Instructions for the task:
Collect every line below that contains the word "MEDIDAS".

--------------------

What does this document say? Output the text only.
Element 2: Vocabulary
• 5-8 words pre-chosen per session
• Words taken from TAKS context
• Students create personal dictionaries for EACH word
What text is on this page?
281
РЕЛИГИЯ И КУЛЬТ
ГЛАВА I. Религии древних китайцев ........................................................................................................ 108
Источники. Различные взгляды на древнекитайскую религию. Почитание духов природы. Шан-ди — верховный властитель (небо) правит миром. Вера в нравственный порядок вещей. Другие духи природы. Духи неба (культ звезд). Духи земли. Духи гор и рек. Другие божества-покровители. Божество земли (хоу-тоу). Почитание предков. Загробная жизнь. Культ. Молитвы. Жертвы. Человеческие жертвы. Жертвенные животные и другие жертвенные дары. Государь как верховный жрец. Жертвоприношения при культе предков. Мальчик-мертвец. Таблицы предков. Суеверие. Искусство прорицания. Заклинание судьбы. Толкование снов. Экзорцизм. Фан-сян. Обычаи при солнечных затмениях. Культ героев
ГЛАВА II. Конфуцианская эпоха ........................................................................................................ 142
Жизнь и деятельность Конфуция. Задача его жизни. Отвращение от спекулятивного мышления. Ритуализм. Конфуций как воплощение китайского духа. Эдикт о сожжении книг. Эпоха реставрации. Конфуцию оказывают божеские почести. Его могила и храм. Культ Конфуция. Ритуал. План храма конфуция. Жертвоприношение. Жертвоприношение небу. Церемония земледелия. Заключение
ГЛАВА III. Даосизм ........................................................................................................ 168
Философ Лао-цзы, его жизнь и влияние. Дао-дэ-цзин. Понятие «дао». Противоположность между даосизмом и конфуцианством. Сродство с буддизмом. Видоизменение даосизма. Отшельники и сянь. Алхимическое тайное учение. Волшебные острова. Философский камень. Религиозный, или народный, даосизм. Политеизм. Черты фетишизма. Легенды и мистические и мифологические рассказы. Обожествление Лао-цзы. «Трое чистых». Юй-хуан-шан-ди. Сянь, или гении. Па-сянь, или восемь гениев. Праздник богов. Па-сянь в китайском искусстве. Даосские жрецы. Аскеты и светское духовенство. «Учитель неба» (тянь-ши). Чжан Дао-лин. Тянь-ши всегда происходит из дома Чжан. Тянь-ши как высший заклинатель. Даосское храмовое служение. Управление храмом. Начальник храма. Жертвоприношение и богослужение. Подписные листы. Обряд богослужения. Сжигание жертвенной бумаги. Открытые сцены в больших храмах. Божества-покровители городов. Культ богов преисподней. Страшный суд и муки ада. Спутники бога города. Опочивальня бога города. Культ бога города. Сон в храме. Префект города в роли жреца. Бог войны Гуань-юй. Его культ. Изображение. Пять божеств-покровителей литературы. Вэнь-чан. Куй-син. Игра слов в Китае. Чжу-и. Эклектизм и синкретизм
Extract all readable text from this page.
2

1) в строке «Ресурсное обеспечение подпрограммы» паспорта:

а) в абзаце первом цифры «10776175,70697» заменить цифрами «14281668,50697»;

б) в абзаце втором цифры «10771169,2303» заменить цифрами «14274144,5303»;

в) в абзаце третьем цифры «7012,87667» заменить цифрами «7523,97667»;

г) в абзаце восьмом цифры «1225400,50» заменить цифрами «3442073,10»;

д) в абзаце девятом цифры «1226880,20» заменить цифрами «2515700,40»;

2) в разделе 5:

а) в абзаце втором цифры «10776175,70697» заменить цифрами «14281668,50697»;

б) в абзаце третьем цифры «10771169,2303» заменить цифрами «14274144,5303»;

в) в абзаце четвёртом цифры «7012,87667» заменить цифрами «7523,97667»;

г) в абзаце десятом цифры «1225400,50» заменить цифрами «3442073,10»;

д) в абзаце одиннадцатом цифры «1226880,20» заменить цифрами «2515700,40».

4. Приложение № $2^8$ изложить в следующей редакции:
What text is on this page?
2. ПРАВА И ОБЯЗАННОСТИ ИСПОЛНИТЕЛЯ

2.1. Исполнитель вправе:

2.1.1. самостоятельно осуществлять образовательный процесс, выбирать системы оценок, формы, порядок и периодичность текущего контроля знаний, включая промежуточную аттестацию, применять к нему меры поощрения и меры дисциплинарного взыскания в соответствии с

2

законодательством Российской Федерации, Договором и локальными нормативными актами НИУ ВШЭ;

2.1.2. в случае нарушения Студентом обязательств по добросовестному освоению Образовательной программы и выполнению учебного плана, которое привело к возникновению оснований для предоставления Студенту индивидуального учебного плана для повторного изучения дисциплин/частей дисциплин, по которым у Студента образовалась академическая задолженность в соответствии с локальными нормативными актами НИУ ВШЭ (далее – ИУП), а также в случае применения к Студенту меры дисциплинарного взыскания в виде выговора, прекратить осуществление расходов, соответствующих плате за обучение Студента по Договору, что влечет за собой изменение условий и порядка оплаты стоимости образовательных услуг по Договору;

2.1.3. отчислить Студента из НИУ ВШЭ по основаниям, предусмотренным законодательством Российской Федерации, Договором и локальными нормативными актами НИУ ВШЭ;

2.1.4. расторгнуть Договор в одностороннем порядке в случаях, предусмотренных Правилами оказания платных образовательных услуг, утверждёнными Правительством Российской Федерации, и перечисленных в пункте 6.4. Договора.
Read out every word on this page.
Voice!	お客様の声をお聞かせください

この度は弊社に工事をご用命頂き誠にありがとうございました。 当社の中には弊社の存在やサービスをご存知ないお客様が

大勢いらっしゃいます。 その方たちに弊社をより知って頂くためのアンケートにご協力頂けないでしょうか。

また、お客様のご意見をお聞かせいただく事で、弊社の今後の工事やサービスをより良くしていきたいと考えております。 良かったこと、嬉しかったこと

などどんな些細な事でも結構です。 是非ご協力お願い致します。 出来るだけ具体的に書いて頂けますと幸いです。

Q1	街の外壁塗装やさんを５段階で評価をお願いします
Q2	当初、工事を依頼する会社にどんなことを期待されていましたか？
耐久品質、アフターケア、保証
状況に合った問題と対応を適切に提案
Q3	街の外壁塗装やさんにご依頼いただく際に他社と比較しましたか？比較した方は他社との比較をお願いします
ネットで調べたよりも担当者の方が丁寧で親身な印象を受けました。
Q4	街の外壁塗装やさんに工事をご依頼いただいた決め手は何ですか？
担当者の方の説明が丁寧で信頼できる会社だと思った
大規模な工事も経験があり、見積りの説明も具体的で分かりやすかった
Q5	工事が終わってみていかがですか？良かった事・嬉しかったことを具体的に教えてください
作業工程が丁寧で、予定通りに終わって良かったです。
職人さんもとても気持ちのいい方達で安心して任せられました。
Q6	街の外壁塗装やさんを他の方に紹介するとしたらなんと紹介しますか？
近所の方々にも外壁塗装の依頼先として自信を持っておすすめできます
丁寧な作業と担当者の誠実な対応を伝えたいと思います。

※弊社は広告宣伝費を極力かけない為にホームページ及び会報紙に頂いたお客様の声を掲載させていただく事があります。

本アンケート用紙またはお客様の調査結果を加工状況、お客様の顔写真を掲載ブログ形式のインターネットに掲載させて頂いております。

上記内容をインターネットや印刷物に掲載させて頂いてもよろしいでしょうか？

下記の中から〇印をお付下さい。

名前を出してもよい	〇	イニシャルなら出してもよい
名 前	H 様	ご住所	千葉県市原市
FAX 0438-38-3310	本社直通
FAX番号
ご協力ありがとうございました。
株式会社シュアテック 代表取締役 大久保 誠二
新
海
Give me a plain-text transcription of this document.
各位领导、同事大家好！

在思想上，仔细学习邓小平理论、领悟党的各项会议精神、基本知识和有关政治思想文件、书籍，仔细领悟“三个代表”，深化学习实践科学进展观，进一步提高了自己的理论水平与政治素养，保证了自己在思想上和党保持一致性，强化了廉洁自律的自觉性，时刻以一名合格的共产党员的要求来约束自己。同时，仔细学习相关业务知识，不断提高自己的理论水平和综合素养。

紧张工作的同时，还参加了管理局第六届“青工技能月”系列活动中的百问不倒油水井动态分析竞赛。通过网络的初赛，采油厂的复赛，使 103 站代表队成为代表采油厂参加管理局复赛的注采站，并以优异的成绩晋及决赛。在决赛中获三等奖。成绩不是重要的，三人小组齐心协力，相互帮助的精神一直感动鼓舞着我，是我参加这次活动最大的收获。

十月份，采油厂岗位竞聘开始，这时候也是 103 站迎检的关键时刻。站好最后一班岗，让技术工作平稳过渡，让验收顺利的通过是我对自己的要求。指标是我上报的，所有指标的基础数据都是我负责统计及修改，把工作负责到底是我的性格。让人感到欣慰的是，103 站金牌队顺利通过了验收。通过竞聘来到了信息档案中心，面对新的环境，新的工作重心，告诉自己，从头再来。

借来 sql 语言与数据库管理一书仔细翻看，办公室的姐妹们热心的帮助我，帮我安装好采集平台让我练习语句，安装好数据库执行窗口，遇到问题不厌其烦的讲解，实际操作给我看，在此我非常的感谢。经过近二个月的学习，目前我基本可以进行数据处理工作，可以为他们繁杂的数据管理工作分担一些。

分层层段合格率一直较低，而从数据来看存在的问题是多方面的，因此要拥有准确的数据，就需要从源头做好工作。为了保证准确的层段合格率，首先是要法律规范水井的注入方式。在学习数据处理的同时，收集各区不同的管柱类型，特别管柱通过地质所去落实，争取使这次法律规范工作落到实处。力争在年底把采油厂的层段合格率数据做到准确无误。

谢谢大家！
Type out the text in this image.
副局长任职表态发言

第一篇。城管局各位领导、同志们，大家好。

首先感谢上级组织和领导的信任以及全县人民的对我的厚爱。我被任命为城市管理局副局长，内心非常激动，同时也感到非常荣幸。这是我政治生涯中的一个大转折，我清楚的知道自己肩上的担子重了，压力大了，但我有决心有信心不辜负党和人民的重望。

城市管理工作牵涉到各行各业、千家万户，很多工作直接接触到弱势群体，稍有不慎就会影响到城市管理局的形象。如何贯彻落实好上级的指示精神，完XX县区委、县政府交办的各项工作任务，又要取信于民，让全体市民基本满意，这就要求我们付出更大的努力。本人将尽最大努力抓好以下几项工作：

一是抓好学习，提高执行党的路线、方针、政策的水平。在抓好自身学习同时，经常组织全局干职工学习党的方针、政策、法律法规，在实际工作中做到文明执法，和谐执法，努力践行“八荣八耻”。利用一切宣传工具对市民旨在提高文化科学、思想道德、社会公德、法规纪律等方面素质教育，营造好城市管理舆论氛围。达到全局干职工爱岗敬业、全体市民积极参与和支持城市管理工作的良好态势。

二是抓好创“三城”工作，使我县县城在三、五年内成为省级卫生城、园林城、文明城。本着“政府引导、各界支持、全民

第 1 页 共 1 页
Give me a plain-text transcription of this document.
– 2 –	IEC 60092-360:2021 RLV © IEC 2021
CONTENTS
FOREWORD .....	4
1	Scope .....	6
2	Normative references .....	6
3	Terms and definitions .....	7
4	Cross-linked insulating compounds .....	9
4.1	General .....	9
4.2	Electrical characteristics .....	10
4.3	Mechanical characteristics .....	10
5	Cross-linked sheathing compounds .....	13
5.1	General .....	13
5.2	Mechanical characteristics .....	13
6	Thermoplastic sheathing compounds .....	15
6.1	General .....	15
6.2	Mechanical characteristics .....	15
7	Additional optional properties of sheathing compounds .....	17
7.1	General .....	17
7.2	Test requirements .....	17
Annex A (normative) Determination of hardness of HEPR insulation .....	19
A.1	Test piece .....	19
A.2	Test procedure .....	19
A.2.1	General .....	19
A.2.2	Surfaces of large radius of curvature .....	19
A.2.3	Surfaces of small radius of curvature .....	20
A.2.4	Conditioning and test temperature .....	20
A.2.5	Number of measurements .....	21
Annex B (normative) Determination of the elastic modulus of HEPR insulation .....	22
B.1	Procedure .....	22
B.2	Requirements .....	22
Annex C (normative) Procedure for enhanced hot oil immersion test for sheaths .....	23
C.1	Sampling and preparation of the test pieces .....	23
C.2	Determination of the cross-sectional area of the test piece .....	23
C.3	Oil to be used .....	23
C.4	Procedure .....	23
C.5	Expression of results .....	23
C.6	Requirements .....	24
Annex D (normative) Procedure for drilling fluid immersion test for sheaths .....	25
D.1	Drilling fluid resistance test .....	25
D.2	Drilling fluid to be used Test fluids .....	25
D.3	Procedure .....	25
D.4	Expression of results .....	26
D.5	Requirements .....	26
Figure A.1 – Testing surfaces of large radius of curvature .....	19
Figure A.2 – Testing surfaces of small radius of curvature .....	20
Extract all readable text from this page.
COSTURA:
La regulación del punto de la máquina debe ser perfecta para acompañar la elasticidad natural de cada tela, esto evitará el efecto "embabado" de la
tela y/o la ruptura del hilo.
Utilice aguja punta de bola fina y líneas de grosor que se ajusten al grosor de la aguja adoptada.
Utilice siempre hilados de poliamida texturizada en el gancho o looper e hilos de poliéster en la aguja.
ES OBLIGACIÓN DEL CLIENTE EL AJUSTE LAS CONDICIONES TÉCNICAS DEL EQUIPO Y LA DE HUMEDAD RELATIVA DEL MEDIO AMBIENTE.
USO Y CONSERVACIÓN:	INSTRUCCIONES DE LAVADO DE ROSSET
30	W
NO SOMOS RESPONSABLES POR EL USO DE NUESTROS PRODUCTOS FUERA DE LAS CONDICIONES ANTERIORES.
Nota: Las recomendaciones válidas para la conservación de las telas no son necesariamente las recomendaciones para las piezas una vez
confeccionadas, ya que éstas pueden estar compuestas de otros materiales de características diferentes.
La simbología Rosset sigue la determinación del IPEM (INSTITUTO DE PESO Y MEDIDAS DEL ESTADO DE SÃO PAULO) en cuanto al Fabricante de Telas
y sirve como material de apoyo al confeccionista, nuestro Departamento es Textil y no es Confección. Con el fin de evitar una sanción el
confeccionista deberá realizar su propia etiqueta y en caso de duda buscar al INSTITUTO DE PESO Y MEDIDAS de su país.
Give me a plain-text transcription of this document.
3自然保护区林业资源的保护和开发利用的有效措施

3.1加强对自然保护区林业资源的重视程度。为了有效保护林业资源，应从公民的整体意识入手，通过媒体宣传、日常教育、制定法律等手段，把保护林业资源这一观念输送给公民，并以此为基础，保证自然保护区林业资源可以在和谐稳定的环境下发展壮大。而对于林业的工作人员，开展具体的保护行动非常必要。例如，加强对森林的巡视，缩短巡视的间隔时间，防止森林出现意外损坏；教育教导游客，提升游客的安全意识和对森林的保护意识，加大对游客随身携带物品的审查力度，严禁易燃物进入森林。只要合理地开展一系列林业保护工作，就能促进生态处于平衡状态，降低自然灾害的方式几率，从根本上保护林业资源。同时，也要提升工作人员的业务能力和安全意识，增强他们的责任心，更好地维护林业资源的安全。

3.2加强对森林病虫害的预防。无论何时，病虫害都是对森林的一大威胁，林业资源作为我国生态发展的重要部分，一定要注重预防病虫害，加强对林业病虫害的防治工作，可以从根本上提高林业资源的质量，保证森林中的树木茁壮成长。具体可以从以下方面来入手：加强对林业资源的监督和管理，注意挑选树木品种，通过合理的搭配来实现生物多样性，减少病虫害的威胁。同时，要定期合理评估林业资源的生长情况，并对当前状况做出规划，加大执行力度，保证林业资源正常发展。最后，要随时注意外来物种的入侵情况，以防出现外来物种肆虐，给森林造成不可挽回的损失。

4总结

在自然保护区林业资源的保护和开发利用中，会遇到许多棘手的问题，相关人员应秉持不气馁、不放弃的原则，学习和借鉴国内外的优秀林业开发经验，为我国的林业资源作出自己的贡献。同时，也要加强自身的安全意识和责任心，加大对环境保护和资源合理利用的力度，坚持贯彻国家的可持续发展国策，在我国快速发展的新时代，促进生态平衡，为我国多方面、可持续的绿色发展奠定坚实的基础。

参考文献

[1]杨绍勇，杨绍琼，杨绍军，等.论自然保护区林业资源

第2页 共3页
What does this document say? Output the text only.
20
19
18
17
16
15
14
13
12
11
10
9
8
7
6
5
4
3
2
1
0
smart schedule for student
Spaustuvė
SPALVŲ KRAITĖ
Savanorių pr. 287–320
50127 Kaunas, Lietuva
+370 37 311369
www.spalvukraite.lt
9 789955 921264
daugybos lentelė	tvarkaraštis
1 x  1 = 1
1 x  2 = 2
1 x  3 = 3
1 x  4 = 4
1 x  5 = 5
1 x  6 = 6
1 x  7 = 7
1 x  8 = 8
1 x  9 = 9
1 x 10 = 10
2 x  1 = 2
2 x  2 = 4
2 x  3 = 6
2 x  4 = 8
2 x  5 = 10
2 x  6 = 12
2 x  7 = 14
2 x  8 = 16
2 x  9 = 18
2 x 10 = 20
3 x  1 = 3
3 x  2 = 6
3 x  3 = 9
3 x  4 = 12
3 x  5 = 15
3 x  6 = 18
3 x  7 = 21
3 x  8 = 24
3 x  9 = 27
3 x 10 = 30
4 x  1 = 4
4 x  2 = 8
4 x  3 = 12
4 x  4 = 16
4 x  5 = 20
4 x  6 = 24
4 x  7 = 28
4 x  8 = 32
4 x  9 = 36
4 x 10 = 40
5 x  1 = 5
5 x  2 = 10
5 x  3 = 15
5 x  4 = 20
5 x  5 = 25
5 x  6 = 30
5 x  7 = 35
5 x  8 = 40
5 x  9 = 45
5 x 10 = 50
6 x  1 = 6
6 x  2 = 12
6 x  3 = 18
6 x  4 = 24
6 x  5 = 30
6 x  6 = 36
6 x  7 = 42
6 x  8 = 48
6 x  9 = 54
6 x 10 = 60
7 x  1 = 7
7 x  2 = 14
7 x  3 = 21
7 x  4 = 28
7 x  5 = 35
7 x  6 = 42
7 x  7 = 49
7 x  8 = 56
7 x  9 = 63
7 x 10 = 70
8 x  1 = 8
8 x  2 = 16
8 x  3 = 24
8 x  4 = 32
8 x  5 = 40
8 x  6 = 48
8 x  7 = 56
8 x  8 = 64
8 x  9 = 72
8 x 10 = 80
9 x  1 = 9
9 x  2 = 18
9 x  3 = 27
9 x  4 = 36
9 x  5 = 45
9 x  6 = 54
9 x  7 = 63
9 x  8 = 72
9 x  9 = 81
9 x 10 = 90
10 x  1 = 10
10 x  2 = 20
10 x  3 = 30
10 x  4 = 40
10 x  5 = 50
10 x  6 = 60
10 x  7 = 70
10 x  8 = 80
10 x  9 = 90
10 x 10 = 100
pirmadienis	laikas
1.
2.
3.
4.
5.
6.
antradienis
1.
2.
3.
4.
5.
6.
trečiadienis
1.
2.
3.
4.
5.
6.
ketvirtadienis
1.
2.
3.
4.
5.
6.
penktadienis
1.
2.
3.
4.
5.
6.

--------------------

Task output:
La simbología Rosset sigue la determinación del IPEM (INSTITUTO DE PESO Y MEDIDAS DEL ESTADO DE SÃO PAULO) en cuanto al Fabricante de Telas
confeccionista deberá realizar su propia etiqueta y en caso de duda buscar al INSTITUTO DE PESO Y MEDIDAS de su país.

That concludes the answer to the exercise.